>> BEGIN

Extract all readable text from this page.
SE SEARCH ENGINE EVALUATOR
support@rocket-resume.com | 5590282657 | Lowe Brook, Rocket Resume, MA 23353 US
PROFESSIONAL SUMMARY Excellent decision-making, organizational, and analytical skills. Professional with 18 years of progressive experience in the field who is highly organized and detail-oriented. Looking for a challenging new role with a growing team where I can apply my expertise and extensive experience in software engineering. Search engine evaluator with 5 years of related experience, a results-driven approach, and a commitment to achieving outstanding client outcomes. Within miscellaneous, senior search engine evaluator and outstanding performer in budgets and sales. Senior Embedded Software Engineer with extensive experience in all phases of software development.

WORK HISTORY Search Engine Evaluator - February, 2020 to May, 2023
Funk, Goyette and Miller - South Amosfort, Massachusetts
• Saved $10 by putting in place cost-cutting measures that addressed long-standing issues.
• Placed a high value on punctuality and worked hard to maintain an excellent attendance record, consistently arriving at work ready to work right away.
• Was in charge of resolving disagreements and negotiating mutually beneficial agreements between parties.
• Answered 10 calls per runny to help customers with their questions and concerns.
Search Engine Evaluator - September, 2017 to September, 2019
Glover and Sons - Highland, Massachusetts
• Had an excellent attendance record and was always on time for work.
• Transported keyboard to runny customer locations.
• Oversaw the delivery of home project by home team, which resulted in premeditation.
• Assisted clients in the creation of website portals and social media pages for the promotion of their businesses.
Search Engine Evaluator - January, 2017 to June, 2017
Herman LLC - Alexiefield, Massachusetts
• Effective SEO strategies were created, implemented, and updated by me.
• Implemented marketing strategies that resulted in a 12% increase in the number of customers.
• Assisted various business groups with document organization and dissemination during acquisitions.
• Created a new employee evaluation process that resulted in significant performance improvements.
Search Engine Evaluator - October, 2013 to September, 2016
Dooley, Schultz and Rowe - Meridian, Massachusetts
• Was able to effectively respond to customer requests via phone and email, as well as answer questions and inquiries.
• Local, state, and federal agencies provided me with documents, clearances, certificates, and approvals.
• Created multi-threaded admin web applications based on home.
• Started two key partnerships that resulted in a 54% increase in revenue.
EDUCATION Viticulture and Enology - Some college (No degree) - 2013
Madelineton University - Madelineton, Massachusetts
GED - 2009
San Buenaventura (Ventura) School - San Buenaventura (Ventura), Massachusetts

>> END

Exercise description: Pick each line holding the word "resulted" out of the data and copy it.

Solution to the exercise:
• Oversaw the delivery of home project by home team, which resulted in premeditation.
• Implemented marketing strategies that resulted in a 12% increase in the number of customers.
• Created a new employee evaluation process that resulted in significant performance improvements.
• Started two key partnerships that resulted in a 54% increase in revenue.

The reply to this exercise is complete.